Extract the listing in its entirety, keeping each line identical to the original.

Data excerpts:
[start]
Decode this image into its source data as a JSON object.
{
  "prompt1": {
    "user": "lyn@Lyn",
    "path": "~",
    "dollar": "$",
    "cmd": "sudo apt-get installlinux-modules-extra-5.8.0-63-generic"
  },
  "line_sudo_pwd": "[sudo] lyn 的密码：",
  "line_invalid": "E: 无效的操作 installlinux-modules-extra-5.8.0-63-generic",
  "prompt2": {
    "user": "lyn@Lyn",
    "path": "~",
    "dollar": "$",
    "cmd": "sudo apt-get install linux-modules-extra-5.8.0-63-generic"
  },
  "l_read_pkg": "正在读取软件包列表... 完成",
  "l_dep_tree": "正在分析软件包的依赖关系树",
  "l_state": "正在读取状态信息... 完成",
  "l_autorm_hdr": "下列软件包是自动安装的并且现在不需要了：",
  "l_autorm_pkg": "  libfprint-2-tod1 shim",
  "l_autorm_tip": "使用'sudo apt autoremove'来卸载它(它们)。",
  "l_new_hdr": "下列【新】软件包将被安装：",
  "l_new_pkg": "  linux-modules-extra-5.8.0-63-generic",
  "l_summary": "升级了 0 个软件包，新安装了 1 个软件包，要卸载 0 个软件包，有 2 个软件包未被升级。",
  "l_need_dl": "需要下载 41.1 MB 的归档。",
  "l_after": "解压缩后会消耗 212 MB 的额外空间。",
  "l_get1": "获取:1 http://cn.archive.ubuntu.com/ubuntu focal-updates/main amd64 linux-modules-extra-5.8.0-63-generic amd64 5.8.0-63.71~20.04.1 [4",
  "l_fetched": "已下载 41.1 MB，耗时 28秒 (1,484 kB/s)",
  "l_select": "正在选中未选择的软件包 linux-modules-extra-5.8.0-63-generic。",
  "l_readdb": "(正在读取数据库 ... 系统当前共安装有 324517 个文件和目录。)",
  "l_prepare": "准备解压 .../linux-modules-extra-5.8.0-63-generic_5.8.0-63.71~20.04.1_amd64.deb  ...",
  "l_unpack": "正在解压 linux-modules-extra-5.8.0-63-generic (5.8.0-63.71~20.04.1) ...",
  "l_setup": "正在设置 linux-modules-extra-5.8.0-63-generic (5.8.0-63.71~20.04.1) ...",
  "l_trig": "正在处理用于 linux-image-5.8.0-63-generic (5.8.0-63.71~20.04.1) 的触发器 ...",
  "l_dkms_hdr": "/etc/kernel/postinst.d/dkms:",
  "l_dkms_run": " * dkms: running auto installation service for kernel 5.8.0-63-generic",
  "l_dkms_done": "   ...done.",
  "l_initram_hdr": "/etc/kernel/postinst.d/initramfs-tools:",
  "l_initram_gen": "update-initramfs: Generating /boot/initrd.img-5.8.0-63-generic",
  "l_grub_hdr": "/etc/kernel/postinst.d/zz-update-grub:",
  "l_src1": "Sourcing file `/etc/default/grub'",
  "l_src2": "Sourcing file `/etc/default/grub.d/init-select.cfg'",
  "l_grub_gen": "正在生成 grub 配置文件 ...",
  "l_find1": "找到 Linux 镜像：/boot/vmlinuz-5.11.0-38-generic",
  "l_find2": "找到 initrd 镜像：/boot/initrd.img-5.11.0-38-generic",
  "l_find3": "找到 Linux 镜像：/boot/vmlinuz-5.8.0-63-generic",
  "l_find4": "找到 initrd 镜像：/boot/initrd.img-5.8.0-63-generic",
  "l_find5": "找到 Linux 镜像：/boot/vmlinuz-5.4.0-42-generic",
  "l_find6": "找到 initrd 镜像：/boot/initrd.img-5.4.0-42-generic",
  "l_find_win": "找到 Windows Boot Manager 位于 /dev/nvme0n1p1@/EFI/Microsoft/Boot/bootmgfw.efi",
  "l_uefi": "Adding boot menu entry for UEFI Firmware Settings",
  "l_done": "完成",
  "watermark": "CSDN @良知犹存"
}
[end]
▸ **WRITTEN SOLUTION**:
Decode this image into its source data as a JSON object.
{
  "prompt1": {
    "user": "lyn@Lyn",
    "path": "~",
    "dollar": "$",
    "cmd": "sudo apt-get installlinux-modules-extra-5.8.0-63-generic"
  },
  "line_sudo_pwd": "[sudo] lyn 的密码：",
  "line_invalid": "E: 无效的操作 installlinux-modules-extra-5.8.0-63-generic",
  "prompt2": {
    "user": "lyn@Lyn",
    "path": "~",
    "dollar": "$",
    "cmd": "sudo apt-get install linux-modules-extra-5.8.0-63-generic"
  },
  "l_read_pkg": "正在读取软件包列表... 完成",
  "l_dep_tree": "正在分析软件包的依赖关系树",
  "l_state": "正在读取状态信息... 完成",
  "l_autorm_hdr": "下列软件包是自动安装的并且现在不需要了：",
  "l_autorm_pkg": "  libfprint-2-tod1 shim",
  "l_autorm_tip": "使用'sudo apt autoremove'来卸载它(它们)。",
  "l_new_hdr": "下列【新】软件包将被安装：",
  "l_new_pkg": "  linux-modules-extra-5.8.0-63-generic",
  "l_summary": "升级了 0 个软件包，新安装了 1 个软件包，要卸载 0 个软件包，有 2 个软件包未被升级。",
  "l_need_dl": "需要下载 41.1 MB 的归档。",
  "l_after": "解压缩后会消耗 212 MB 的额外空间。",
  "l_get1": "获取:1 http://cn.archive.ubuntu.com/ubuntu focal-updates/main amd64 linux-modules-extra-5.8.0-63-generic amd64 5.8.0-63.71~20.04.1 [4",
  "l_fetched": "已下载 41.1 MB，耗时 28秒 (1,484 kB/s)",
  "l_select": "正在选中未选择的软件包 linux-modules-extra-5.8.0-63-generic。",
  "l_readdb": "(正在读取数据库 ... 系统当前共安装有 324517 个文件和目录。)",
  "l_prepare": "准备解压 .../linux-modules-extra-5.8.0-63-generic_5.8.0-63.71~20.04.1_amd64.deb  ...",
  "l_unpack": "正在解压 linux-modules-extra-5.8.0-63-generic (5.8.0-63.71~20.04.1) ...",
  "l_setup": "正在设置 linux-modules-extra-5.8.0-63-generic (5.8.0-63.71~20.04.1) ...",
  "l_trig": "正在处理用于 linux-image-5.8.0-63-generic (5.8.0-63.71~20.04.1) 的触发器 ...",
  "l_dkms_hdr": "/etc/kernel/postinst.d/dkms:",
  "l_dkms_run": " * dkms: running auto installation service for kernel 5.8.0-63-generic",
  "l_dkms_done": "   ...done.",
  "l_initram_hdr": "/etc/kernel/postinst.d/initramfs-tools:",
  "l_initram_gen": "update-initramfs: Generating /boot/initrd.img-5.8.0-63-generic",
  "l_grub_hdr": "/etc/kernel/postinst.d/zz-update-grub:",
  "l_src1": "Sourcing file `/etc/default/grub'",
  "l_src2": "Sourcing file `/etc/default/grub.d/init-select.cfg'",
  "l_grub_gen": "正在生成 grub 配置文件 ...",
  "l_find1": "找到 Linux 镜像：/boot/vmlinuz-5.11.0-38-generic",
  "l_find2": "找到 initrd 镜像：/boot/initrd.img-5.11.0-38-generic",
  "l_find3": "找到 Linux 镜像：/boot/vmlinuz-5.8.0-63-generic",
  "l_find4": "找到 initrd 镜像：/boot/initrd.img-5.8.0-63-generic",
  "l_find5": "找到 Linux 镜像：/boot/vmlinuz-5.4.0-42-generic",
  "l_find6": "找到 initrd 镜像：/boot/initrd.img-5.4.0-42-generic",
  "l_find_win": "找到 Windows Boot Manager 位于 /dev/nvme0n1p1@/EFI/Microsoft/Boot/bootmgfw.efi",
  "l_uefi": "Adding boot menu entry for UEFI Firmware Settings",
  "l_done": "完成",
  "watermark": "CSDN @良知犹存"
}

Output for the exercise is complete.